> **AIM**
Identify each line holding the string "heading" and copy it.

> **TASK MATERIAL**

--- --- ---

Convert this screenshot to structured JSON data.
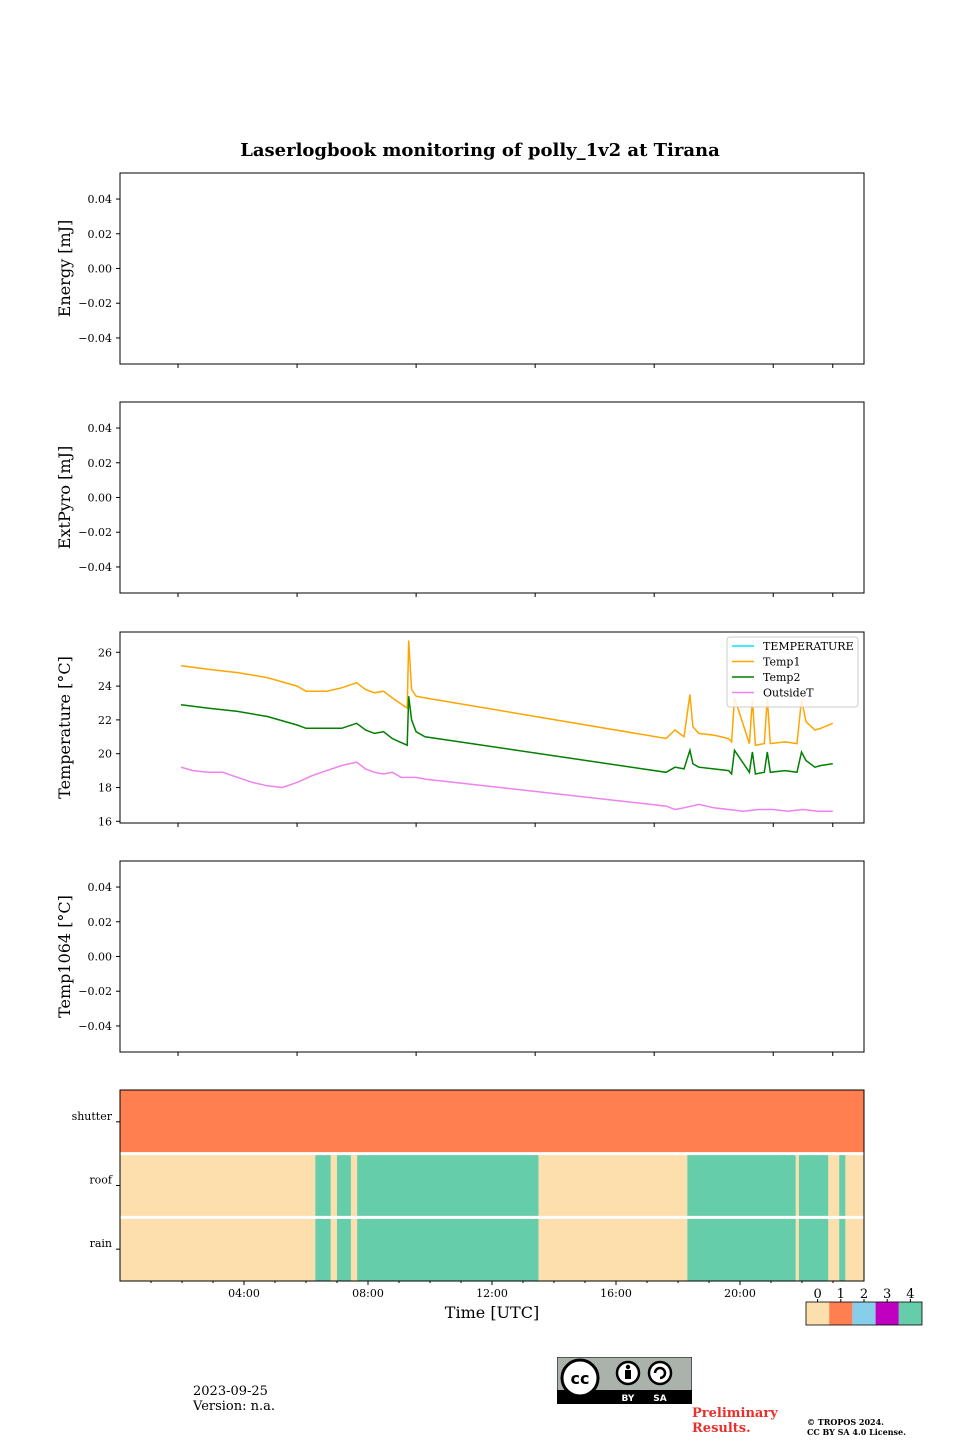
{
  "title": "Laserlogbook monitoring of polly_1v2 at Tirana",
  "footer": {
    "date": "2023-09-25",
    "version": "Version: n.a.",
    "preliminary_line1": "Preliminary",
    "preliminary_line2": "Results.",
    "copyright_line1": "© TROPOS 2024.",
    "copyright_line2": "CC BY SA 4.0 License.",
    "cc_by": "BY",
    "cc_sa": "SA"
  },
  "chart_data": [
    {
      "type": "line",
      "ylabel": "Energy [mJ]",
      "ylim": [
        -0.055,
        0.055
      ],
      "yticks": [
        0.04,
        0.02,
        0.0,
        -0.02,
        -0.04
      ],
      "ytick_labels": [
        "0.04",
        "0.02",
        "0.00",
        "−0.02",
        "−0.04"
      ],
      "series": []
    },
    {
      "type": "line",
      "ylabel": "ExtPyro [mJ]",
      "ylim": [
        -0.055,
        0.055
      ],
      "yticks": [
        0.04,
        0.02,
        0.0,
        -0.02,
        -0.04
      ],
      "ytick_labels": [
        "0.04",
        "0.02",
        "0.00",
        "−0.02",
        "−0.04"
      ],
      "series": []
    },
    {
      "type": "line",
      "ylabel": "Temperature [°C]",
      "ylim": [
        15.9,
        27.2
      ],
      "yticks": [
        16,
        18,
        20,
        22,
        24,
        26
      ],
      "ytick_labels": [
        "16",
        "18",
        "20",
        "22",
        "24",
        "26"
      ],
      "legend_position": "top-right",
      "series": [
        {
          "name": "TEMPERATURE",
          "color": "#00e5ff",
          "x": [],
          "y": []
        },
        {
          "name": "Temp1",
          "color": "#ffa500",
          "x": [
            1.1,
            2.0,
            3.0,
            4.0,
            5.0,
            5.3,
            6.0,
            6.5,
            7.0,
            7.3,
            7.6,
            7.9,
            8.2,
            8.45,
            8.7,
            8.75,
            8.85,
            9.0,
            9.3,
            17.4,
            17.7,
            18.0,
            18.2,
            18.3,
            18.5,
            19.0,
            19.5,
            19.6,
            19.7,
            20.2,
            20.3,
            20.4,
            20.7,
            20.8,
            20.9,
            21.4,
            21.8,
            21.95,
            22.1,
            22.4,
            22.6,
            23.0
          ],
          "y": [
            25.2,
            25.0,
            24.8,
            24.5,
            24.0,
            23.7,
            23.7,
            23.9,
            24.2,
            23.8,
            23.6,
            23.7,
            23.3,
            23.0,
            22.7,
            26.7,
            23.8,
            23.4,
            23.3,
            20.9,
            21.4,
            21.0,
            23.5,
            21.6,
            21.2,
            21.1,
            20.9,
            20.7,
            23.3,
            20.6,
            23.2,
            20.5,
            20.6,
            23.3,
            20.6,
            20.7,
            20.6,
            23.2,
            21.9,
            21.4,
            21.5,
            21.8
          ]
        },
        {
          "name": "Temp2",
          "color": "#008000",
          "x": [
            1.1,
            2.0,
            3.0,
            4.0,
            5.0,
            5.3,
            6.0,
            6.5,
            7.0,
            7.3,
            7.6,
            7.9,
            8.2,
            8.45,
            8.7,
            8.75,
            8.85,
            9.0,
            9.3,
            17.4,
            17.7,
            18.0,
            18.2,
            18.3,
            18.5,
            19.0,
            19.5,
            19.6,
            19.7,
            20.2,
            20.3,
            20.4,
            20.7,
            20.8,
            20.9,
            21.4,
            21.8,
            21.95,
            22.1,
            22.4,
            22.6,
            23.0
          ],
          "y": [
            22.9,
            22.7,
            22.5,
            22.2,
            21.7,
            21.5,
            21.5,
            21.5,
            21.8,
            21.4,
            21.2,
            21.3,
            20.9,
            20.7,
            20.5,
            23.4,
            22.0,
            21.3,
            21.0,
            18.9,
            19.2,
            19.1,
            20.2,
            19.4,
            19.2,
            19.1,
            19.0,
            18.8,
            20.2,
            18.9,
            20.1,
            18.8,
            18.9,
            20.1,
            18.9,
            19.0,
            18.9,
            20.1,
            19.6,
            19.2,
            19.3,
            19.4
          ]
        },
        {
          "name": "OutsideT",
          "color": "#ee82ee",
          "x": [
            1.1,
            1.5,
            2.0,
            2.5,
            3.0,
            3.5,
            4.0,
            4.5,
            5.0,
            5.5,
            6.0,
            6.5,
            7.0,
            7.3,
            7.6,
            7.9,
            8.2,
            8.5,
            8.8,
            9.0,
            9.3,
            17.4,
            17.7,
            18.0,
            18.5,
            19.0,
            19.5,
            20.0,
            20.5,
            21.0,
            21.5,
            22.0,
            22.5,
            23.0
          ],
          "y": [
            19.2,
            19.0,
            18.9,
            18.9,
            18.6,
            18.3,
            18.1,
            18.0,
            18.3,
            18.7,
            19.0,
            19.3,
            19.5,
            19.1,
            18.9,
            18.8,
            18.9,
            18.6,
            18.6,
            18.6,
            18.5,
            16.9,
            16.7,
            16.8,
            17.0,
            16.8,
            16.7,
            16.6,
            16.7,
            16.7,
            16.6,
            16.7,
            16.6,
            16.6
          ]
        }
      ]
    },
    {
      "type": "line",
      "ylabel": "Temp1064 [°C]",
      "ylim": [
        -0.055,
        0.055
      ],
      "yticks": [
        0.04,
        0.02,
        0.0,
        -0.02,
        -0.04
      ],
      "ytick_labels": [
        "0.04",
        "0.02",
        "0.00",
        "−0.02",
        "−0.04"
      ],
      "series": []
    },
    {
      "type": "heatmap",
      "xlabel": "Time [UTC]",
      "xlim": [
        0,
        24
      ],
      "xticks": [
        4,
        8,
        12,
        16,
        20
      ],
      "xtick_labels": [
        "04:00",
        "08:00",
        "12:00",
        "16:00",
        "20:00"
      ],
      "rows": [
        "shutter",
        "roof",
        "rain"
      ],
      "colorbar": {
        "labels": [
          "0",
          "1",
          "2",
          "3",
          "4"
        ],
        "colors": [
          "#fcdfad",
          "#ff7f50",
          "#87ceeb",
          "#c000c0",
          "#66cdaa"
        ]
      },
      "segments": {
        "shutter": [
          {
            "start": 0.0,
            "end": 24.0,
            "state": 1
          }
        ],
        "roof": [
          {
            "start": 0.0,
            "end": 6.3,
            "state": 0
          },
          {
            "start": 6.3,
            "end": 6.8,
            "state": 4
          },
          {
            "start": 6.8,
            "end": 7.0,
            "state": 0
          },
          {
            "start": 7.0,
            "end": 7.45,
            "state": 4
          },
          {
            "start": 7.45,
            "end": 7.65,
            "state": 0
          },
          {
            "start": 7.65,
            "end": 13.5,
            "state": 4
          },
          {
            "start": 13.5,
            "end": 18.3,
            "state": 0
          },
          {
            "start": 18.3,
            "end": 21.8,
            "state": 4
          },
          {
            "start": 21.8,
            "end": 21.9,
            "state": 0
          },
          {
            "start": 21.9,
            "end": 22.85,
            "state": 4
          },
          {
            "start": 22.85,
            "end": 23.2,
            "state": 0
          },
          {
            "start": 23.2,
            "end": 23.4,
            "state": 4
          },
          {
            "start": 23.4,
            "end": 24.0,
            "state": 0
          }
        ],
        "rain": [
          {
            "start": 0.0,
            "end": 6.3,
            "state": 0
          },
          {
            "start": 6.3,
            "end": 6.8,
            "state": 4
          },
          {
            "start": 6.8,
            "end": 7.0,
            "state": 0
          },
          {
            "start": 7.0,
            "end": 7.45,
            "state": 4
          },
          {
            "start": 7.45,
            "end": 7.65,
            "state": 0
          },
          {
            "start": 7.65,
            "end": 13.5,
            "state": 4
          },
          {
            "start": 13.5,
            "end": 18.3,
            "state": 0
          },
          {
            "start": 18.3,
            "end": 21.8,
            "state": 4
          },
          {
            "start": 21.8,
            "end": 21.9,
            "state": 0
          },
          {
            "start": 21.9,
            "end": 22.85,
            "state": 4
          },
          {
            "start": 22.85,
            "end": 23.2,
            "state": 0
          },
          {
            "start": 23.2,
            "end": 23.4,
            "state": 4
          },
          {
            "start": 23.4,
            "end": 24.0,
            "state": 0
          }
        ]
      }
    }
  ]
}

--- --- ---

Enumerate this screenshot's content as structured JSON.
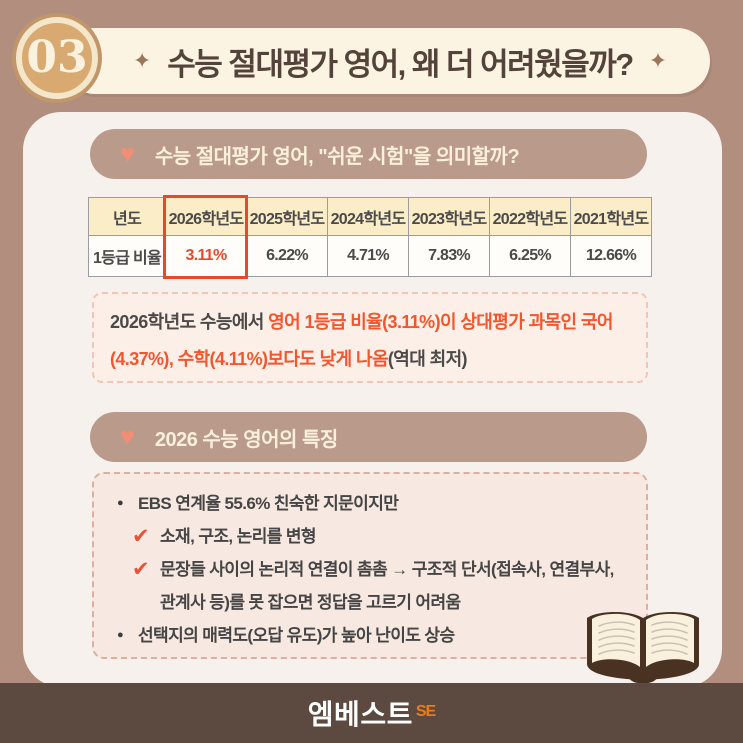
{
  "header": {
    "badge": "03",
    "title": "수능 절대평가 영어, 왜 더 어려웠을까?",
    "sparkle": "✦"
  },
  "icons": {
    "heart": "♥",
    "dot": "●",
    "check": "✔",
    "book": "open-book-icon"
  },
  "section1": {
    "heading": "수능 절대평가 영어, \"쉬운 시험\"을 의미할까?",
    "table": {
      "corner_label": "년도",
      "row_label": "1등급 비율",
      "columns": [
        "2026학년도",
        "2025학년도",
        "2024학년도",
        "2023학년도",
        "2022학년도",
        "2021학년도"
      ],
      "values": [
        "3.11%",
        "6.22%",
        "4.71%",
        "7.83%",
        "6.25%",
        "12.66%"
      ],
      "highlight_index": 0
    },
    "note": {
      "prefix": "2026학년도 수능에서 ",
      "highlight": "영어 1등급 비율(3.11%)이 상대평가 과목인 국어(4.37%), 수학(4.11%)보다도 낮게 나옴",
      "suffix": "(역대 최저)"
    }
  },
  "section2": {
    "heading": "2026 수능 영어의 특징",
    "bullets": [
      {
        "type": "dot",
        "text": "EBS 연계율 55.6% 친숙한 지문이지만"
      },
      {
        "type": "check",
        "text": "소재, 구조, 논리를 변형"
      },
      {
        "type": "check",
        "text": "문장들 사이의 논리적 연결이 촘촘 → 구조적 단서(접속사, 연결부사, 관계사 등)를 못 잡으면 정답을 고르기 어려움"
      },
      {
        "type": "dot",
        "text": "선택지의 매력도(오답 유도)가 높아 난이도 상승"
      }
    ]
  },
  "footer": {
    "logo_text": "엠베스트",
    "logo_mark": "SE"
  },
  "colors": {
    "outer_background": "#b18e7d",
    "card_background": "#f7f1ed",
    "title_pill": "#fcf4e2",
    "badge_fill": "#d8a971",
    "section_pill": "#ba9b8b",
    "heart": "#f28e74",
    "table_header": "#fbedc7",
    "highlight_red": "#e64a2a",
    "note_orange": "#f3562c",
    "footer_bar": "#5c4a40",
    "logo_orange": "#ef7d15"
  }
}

--- --- ---

> **RESULT OF THE EXERCISE**
    "heading": "수능 절대평가 영어, \"쉬운 시험\"을 의미할까?",
    "heading": "2026 수능 영어의 특징",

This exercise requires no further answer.